### What is asked:
In the data below, locate each line with the word "this" and list it.

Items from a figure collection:
──────────────────────────────

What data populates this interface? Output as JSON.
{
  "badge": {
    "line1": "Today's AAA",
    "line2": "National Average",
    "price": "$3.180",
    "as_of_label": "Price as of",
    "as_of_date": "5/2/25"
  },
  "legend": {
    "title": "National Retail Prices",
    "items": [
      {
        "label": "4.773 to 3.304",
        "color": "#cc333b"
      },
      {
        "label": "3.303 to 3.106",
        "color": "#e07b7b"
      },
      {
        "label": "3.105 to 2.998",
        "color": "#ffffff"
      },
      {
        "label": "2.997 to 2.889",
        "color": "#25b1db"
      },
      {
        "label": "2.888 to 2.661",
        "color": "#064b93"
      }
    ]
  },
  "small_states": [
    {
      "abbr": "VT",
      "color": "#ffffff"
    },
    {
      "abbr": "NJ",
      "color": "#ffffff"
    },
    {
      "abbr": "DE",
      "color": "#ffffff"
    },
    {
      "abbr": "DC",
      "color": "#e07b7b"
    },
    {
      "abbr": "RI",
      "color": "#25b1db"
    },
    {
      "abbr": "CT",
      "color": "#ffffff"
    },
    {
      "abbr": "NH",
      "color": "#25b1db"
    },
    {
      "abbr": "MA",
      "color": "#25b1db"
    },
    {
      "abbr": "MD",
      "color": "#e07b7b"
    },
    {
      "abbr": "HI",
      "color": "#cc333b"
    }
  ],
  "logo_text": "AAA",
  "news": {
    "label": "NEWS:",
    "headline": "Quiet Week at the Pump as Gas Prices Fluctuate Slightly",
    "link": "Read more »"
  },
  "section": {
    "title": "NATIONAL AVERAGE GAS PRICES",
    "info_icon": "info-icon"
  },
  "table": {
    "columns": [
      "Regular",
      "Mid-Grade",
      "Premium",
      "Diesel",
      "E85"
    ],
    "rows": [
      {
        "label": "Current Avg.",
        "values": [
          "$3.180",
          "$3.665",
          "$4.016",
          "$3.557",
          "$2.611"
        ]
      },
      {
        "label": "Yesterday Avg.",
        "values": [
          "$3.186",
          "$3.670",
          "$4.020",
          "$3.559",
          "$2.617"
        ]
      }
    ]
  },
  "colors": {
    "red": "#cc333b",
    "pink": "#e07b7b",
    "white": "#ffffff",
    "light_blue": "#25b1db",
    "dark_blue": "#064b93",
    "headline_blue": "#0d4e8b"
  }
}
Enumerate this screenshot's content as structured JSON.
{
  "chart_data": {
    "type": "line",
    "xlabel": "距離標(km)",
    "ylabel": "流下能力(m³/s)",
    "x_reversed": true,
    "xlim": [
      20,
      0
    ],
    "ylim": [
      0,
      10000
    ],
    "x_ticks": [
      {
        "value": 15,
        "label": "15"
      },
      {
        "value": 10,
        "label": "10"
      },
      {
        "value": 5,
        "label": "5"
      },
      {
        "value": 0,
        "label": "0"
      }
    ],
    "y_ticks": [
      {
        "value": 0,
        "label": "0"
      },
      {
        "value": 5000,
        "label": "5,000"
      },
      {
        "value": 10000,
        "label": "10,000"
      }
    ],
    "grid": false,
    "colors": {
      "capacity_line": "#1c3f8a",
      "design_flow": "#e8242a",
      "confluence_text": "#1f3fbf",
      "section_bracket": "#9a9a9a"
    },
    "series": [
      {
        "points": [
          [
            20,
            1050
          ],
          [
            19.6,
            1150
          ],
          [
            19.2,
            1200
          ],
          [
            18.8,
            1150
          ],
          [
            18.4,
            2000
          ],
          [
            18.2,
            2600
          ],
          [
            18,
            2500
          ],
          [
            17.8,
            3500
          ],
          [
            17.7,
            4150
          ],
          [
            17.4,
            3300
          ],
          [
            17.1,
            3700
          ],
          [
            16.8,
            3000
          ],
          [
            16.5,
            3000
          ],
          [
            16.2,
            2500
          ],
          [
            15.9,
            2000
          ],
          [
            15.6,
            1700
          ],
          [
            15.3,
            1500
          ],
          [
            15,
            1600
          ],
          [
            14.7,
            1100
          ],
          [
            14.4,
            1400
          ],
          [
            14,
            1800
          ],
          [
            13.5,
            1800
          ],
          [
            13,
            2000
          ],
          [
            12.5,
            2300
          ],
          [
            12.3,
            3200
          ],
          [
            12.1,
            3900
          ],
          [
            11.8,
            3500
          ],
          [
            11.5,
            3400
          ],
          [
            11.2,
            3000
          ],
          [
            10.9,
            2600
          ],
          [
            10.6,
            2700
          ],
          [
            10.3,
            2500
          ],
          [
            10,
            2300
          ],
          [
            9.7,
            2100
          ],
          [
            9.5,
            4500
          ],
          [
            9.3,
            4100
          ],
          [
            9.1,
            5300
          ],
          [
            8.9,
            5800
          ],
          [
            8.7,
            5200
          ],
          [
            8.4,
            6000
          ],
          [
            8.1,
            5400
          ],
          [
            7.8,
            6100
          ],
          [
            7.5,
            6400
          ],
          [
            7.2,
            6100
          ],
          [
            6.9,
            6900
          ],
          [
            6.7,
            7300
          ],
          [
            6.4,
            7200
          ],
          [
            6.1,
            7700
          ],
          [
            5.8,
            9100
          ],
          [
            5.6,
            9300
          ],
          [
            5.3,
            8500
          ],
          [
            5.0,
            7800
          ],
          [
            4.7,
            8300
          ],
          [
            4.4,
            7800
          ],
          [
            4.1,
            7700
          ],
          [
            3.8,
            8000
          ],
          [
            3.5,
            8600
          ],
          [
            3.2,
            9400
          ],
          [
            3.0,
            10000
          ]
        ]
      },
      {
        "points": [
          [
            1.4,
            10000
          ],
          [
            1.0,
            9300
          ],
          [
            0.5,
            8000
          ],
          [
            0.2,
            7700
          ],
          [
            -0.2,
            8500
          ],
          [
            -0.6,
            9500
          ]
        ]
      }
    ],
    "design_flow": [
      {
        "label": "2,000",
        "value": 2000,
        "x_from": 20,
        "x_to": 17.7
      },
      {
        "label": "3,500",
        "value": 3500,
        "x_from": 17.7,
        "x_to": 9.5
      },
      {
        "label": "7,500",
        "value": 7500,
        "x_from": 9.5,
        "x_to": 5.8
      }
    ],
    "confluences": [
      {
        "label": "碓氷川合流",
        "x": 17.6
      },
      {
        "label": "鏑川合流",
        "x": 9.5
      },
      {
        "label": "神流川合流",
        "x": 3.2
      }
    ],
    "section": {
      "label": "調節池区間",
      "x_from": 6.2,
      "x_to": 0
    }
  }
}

──────────────────────────────

### Exercise result:
What data populates this interface? Output as JSON.
Enumerate this screenshot's content as structured JSON.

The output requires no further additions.